PROMPT
The material below should be written out in full and exactly; pictures stay out of the copy.

— start MATERIAL PROVIDED —

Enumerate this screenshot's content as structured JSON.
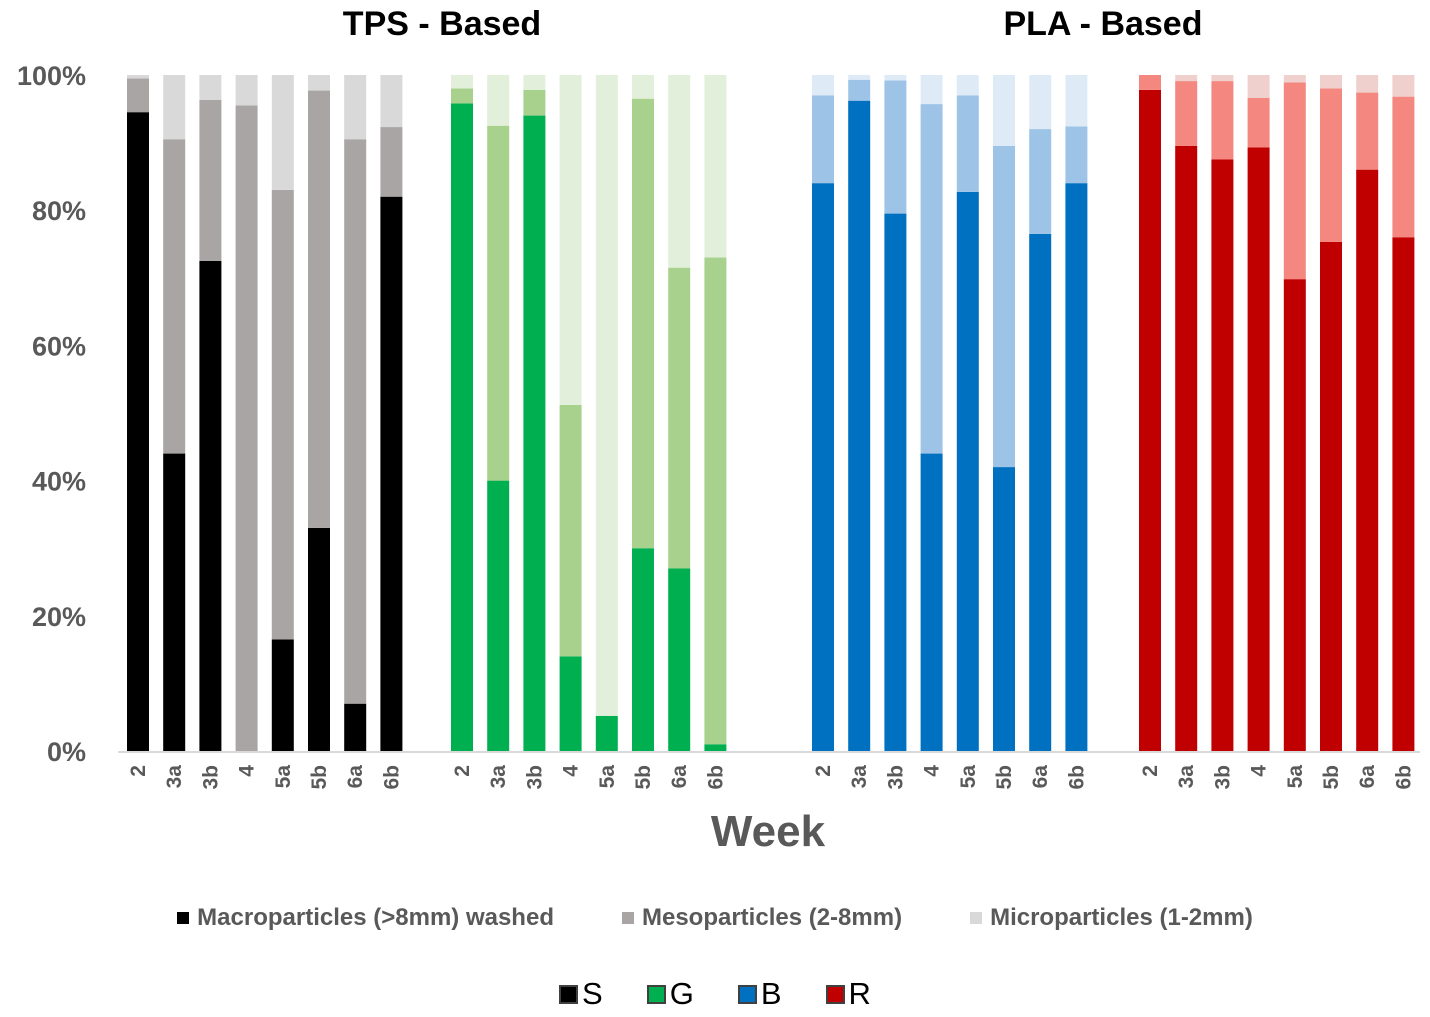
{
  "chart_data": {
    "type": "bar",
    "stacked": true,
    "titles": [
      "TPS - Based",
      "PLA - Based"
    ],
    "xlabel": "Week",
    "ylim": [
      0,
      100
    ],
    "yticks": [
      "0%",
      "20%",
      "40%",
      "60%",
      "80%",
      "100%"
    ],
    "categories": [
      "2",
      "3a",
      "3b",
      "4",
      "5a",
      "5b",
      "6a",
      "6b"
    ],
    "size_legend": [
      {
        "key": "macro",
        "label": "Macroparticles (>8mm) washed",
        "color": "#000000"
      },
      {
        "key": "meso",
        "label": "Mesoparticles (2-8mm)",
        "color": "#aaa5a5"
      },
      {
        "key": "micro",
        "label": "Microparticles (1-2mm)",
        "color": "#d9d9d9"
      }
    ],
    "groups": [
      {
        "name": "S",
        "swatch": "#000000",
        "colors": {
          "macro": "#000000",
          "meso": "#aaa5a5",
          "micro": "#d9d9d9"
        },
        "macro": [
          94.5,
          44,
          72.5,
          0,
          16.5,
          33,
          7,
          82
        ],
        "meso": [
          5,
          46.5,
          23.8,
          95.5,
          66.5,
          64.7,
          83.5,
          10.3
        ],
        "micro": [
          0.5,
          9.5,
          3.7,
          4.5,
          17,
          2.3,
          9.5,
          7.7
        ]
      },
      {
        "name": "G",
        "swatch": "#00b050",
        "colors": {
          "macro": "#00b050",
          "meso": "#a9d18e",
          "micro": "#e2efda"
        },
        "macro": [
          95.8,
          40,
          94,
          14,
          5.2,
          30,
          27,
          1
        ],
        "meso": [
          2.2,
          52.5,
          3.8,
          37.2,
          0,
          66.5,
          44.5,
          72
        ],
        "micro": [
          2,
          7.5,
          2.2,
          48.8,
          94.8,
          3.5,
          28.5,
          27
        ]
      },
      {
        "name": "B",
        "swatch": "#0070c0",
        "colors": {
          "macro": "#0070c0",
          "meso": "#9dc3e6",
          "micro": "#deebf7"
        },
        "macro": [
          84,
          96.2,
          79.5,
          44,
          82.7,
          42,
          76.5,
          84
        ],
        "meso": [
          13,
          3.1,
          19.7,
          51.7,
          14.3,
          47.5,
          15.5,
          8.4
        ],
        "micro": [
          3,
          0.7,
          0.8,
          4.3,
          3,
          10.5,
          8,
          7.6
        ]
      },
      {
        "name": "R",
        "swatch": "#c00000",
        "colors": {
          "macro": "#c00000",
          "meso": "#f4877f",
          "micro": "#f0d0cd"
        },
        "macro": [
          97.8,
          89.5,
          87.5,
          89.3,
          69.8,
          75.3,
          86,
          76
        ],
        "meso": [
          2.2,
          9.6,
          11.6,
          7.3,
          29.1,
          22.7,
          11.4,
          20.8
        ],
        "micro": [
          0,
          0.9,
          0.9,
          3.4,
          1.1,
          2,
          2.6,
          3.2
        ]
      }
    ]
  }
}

— end MATERIAL PROVIDED —

REPLY
Enumerate this screenshot's content as structured JSON.
{
  "chart_data": {
    "type": "bar",
    "stacked": true,
    "titles": [
      "TPS - Based",
      "PLA - Based"
    ],
    "xlabel": "Week",
    "ylim": [
      0,
      100
    ],
    "yticks": [
      "0%",
      "20%",
      "40%",
      "60%",
      "80%",
      "100%"
    ],
    "categories": [
      "2",
      "3a",
      "3b",
      "4",
      "5a",
      "5b",
      "6a",
      "6b"
    ],
    "size_legend": [
      {
        "key": "macro",
        "label": "Macroparticles (>8mm) washed",
        "color": "#000000"
      },
      {
        "key": "meso",
        "label": "Mesoparticles (2-8mm)",
        "color": "#aaa5a5"
      },
      {
        "key": "micro",
        "label": "Microparticles (1-2mm)",
        "color": "#d9d9d9"
      }
    ],
    "groups": [
      {
        "name": "S",
        "swatch": "#000000",
        "colors": {
          "macro": "#000000",
          "meso": "#aaa5a5",
          "micro": "#d9d9d9"
        },
        "macro": [
          94.5,
          44,
          72.5,
          0,
          16.5,
          33,
          7,
          82
        ],
        "meso": [
          5,
          46.5,
          23.8,
          95.5,
          66.5,
          64.7,
          83.5,
          10.3
        ],
        "micro": [
          0.5,
          9.5,
          3.7,
          4.5,
          17,
          2.3,
          9.5,
          7.7
        ]
      },
      {
        "name": "G",
        "swatch": "#00b050",
        "colors": {
          "macro": "#00b050",
          "meso": "#a9d18e",
          "micro": "#e2efda"
        },
        "macro": [
          95.8,
          40,
          94,
          14,
          5.2,
          30,
          27,
          1
        ],
        "meso": [
          2.2,
          52.5,
          3.8,
          37.2,
          0,
          66.5,
          44.5,
          72
        ],
        "micro": [
          2,
          7.5,
          2.2,
          48.8,
          94.8,
          3.5,
          28.5,
          27
        ]
      },
      {
        "name": "B",
        "swatch": "#0070c0",
        "colors": {
          "macro": "#0070c0",
          "meso": "#9dc3e6",
          "micro": "#deebf7"
        },
        "macro": [
          84,
          96.2,
          79.5,
          44,
          82.7,
          42,
          76.5,
          84
        ],
        "meso": [
          13,
          3.1,
          19.7,
          51.7,
          14.3,
          47.5,
          15.5,
          8.4
        ],
        "micro": [
          3,
          0.7,
          0.8,
          4.3,
          3,
          10.5,
          8,
          7.6
        ]
      },
      {
        "name": "R",
        "swatch": "#c00000",
        "colors": {
          "macro": "#c00000",
          "meso": "#f4877f",
          "micro": "#f0d0cd"
        },
        "macro": [
          97.8,
          89.5,
          87.5,
          89.3,
          69.8,
          75.3,
          86,
          76
        ],
        "meso": [
          2.2,
          9.6,
          11.6,
          7.3,
          29.1,
          22.7,
          11.4,
          20.8
        ],
        "micro": [
          0,
          0.9,
          0.9,
          3.4,
          1.1,
          2,
          2.6,
          3.2
        ]
      }
    ]
  }
}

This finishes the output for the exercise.